### WORK INSTRUCTIONS:
Show each line of the data below that has the string "title" in it.

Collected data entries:

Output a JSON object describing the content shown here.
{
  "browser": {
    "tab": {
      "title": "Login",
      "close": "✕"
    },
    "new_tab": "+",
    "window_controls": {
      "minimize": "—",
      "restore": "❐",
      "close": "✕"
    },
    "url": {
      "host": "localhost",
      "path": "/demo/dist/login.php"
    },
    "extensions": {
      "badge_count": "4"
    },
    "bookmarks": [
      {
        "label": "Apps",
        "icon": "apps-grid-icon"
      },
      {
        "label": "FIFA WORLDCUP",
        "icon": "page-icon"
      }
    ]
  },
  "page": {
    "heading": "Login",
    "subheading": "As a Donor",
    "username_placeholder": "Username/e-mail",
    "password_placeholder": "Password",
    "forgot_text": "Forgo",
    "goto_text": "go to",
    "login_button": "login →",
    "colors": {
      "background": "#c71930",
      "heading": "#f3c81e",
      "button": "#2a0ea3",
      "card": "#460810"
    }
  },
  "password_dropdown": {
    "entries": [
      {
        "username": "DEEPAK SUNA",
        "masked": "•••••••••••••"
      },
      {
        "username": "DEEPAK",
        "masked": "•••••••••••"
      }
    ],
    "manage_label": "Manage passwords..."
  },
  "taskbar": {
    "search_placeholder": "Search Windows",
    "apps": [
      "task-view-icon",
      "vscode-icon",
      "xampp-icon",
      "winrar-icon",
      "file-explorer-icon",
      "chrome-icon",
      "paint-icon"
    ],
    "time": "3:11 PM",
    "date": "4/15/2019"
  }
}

* * *

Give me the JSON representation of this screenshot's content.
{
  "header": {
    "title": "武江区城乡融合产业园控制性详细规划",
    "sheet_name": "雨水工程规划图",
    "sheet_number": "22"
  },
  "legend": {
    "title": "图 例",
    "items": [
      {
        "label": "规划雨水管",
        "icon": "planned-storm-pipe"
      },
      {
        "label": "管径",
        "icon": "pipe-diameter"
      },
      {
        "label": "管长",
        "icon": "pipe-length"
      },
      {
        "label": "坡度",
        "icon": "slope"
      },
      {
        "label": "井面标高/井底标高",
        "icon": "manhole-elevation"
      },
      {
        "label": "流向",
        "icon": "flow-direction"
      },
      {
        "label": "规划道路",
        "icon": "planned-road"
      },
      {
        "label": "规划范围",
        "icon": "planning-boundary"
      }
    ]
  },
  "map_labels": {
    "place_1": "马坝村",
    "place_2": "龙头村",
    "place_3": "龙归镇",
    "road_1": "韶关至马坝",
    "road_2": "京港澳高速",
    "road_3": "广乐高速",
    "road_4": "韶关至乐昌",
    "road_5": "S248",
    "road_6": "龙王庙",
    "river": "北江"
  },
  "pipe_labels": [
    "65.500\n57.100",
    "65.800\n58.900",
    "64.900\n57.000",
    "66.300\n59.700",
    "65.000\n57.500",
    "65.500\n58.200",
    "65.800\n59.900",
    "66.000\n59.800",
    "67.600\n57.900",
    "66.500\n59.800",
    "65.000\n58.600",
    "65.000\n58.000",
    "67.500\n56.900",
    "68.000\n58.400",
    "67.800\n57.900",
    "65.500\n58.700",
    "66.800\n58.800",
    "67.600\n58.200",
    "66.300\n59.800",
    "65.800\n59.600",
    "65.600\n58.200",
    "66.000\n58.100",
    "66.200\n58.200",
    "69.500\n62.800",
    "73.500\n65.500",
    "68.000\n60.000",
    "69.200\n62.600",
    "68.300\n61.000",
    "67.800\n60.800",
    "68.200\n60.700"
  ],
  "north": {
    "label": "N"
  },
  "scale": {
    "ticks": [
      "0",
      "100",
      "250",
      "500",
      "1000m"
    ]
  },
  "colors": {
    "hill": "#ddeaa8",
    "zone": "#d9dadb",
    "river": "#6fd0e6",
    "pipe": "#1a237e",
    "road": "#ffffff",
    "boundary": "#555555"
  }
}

### EXERCISE OUTPUT:
      "title": "Login",
    "title": "武江区城乡融合产业园控制性详细规划",
    "title": "图 例",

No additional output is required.